▶ _WHAT IS ASKED_:
From the listing that follows, extract every line and set it down unaltered.

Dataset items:
· · · · ·

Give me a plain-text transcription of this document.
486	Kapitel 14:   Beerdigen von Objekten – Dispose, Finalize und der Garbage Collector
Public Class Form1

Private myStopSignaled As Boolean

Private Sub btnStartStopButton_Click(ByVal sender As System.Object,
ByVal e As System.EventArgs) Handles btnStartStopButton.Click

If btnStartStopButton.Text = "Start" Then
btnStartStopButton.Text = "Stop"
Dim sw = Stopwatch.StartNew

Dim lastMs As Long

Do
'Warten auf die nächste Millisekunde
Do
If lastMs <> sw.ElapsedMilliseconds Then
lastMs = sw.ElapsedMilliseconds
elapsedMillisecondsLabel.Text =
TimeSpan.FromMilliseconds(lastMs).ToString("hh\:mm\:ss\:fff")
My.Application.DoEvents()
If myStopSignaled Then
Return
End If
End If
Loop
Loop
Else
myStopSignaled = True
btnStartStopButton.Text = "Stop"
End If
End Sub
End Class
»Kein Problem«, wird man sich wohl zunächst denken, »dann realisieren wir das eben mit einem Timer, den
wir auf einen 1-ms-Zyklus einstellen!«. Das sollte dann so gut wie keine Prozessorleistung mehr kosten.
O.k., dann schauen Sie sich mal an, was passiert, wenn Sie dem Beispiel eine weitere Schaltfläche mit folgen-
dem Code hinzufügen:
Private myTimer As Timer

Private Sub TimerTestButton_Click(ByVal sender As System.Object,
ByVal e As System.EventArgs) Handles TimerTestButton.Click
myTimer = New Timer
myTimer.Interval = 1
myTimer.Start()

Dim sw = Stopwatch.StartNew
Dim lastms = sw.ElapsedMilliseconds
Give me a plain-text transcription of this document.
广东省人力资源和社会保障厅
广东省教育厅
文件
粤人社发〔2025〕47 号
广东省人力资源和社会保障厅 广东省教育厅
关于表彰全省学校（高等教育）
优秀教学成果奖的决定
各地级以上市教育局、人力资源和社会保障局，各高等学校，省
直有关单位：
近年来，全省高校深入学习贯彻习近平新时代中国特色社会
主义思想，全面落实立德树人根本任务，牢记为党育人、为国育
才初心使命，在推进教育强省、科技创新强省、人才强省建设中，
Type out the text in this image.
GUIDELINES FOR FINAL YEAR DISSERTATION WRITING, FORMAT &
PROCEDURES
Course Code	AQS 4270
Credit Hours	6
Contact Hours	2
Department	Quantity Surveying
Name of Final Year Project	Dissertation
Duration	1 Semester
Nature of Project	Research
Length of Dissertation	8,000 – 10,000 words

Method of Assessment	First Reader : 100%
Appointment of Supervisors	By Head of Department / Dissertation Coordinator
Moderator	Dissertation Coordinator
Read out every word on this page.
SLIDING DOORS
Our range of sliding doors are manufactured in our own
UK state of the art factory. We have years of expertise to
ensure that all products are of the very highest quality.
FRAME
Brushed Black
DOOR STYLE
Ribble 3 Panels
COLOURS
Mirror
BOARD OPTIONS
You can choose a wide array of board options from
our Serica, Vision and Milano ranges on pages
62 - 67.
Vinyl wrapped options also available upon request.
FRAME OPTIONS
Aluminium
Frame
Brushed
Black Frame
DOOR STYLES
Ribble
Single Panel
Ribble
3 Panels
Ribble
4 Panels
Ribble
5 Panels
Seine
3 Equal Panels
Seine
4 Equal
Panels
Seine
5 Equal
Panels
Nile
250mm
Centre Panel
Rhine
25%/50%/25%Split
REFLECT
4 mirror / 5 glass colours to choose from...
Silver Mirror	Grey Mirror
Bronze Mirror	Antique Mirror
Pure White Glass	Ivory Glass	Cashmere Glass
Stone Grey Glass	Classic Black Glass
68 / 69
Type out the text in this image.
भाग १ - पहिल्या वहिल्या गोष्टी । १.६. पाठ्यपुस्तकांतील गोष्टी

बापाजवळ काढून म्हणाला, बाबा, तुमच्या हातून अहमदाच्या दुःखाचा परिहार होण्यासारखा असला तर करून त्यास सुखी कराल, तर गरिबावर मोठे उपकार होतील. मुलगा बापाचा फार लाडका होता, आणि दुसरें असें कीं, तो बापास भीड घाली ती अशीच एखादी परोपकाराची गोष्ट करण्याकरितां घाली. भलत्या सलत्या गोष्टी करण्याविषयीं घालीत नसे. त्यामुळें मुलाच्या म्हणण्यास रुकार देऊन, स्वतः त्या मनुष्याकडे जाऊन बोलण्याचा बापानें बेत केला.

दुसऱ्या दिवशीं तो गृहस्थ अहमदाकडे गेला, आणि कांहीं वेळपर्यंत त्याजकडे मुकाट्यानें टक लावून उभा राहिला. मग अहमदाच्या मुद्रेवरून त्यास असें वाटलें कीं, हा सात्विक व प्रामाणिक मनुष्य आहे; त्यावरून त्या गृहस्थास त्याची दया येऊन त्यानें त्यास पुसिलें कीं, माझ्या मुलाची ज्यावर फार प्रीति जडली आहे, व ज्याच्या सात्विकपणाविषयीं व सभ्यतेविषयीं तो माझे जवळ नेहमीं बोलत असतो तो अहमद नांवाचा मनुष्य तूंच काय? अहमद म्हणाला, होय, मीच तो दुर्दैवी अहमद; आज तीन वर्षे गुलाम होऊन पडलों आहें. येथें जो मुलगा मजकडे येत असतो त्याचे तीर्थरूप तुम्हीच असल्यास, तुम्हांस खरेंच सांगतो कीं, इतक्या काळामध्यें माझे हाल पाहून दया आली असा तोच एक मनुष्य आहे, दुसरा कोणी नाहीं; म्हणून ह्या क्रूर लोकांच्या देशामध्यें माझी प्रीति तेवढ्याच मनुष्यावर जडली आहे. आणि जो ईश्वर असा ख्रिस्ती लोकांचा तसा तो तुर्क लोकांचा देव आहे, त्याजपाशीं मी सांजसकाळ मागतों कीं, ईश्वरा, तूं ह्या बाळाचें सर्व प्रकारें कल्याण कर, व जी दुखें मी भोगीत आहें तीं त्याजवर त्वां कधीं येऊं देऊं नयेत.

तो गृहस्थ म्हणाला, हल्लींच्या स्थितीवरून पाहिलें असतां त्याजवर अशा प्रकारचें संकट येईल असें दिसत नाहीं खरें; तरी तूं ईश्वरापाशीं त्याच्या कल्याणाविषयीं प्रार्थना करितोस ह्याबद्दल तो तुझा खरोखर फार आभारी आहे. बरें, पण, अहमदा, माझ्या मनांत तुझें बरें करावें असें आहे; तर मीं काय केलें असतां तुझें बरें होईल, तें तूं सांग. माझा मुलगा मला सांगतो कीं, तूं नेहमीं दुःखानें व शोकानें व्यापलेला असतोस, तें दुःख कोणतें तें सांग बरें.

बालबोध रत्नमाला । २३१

· · · · ·

▶ _OUTPUT BELOW_:
Give me a plain-text transcription of this document.
486	Kapitel 14:   Beerdigen von Objekten – Dispose, Finalize und der Garbage Collector
Public Class Form1

Private myStopSignaled As Boolean

Private Sub btnStartStopButton_Click(ByVal sender As System.Object,
ByVal e As System.EventArgs) Handles btnStartStopButton.Click

If btnStartStopButton.Text = "Start" Then
btnStartStopButton.Text = "Stop"
Dim sw = Stopwatch.StartNew

Dim lastMs As Long

Do
'Warten auf die nächste Millisekunde
Do
If lastMs <> sw.ElapsedMilliseconds Then
lastMs = sw.ElapsedMilliseconds
elapsedMillisecondsLabel.Text =
TimeSpan.FromMilliseconds(lastMs).ToString("hh\:mm\:ss\:fff")
My.Application.DoEvents()
If myStopSignaled Then
Return
End If
End If
Loop
Loop
Else
myStopSignaled = True
btnStartStopButton.Text = "Stop"
End If
End Sub
End Class
»Kein Problem«, wird man sich wohl zunächst denken, »dann realisieren wir das eben mit einem Timer, den
wir auf einen 1-ms-Zyklus einstellen!«. Das sollte dann so gut wie keine Prozessorleistung mehr kosten.
O.k., dann schauen Sie sich mal an, was passiert, wenn Sie dem Beispiel eine weitere Schaltfläche mit folgen-
dem Code hinzufügen:
Private myTimer As Timer

Private Sub TimerTestButton_Click(ByVal sender As System.Object,
ByVal e As System.EventArgs) Handles TimerTestButton.Click
myTimer = New Timer
myTimer.Interval = 1
myTimer.Start()

Dim sw = Stopwatch.StartNew
Dim lastms = sw.ElapsedMilliseconds
Give me a plain-text transcription of this document.
广东省人力资源和社会保障厅
广东省教育厅
文件
粤人社发〔2025〕47 号
广东省人力资源和社会保障厅 广东省教育厅
关于表彰全省学校（高等教育）
优秀教学成果奖的决定
各地级以上市教育局、人力资源和社会保障局，各高等学校，省
直有关单位：
近年来，全省高校深入学习贯彻习近平新时代中国特色社会
主义思想，全面落实立德树人根本任务，牢记为党育人、为国育
才初心使命，在推进教育强省、科技创新强省、人才强省建设中，
Type out the text in this image.
GUIDELINES FOR FINAL YEAR DISSERTATION WRITING, FORMAT &
PROCEDURES
Course Code	AQS 4270
Credit Hours	6
Contact Hours	2
Department	Quantity Surveying
Name of Final Year Project	Dissertation
Duration	1 Semester
Nature of Project	Research
Length of Dissertation	8,000 – 10,000 words

Method of Assessment	First Reader : 100%
Appointment of Supervisors	By Head of Department / Dissertation Coordinator
Moderator	Dissertation Coordinator
Read out every word on this page.
SLIDING DOORS
Our range of sliding doors are manufactured in our own
UK state of the art factory. We have years of expertise to
ensure that all products are of the very highest quality.
FRAME
Brushed Black
DOOR STYLE
Ribble 3 Panels
COLOURS
Mirror
BOARD OPTIONS
You can choose a wide array of board options from
our Serica, Vision and Milano ranges on pages
62 - 67.
Vinyl wrapped options also available upon request.
FRAME OPTIONS
Aluminium
Frame
Brushed
Black Frame
DOOR STYLES
Ribble
Single Panel
Ribble
3 Panels
Ribble
4 Panels
Ribble
5 Panels
Seine
3 Equal Panels
Seine
4 Equal
Panels
Seine
5 Equal
Panels
Nile
250mm
Centre Panel
Rhine
25%/50%/25%Split
REFLECT
4 mirror / 5 glass colours to choose from...
Silver Mirror	Grey Mirror
Bronze Mirror	Antique Mirror
Pure White Glass	Ivory Glass	Cashmere Glass
Stone Grey Glass	Classic Black Glass
68 / 69
Type out the text in this image.
भाग १ - पहिल्या वहिल्या गोष्टी । १.६. पाठ्यपुस्तकांतील गोष्टी

बापाजवळ काढून म्हणाला, बाबा, तुमच्या हातून अहमदाच्या दुःखाचा परिहार होण्यासारखा असला तर करून त्यास सुखी कराल, तर गरिबावर मोठे उपकार होतील. मुलगा बापाचा फार लाडका होता, आणि दुसरें असें कीं, तो बापास भीड घाली ती अशीच एखादी परोपकाराची गोष्ट करण्याकरितां घाली. भलत्या सलत्या गोष्टी करण्याविषयीं घालीत नसे. त्यामुळें मुलाच्या म्हणण्यास रुकार देऊन, स्वतः त्या मनुष्याकडे जाऊन बोलण्याचा बापानें बेत केला.

दुसऱ्या दिवशीं तो गृहस्थ अहमदाकडे गेला, आणि कांहीं वेळपर्यंत त्याजकडे मुकाट्यानें टक लावून उभा राहिला. मग अहमदाच्या मुद्रेवरून त्यास असें वाटलें कीं, हा सात्विक व प्रामाणिक मनुष्य आहे; त्यावरून त्या गृहस्थास त्याची दया येऊन त्यानें त्यास पुसिलें कीं, माझ्या मुलाची ज्यावर फार प्रीति जडली आहे, व ज्याच्या सात्विकपणाविषयीं व सभ्यतेविषयीं तो माझे जवळ नेहमीं बोलत असतो तो अहमद नांवाचा मनुष्य तूंच काय? अहमद म्हणाला, होय, मीच तो दुर्दैवी अहमद; आज तीन वर्षे गुलाम होऊन पडलों आहें. येथें जो मुलगा मजकडे येत असतो त्याचे तीर्थरूप तुम्हीच असल्यास, तुम्हांस खरेंच सांगतो कीं, इतक्या काळामध्यें माझे हाल पाहून दया आली असा तोच एक मनुष्य आहे, दुसरा कोणी नाहीं; म्हणून ह्या क्रूर लोकांच्या देशामध्यें माझी प्रीति तेवढ्याच मनुष्यावर जडली आहे. आणि जो ईश्वर असा ख्रिस्ती लोकांचा तसा तो तुर्क लोकांचा देव आहे, त्याजपाशीं मी सांजसकाळ मागतों कीं, ईश्वरा, तूं ह्या बाळाचें सर्व प्रकारें कल्याण कर, व जी दुखें मी भोगीत आहें तीं त्याजवर त्वां कधीं येऊं देऊं नयेत.

तो गृहस्थ म्हणाला, हल्लींच्या स्थितीवरून पाहिलें असतां त्याजवर अशा प्रकारचें संकट येईल असें दिसत नाहीं खरें; तरी तूं ईश्वरापाशीं त्याच्या कल्याणाविषयीं प्रार्थना करितोस ह्याबद्दल तो तुझा खरोखर फार आभारी आहे. बरें, पण, अहमदा, माझ्या मनांत तुझें बरें करावें असें आहे; तर मीं काय केलें असतां तुझें बरें होईल, तें तूं सांग. माझा मुलगा मला सांगतो कीं, तूं नेहमीं दुःखानें व शोकानें व्यापलेला असतोस, तें दुःख कोणतें तें सांग बरें.

बालबोध रत्नमाला । २३१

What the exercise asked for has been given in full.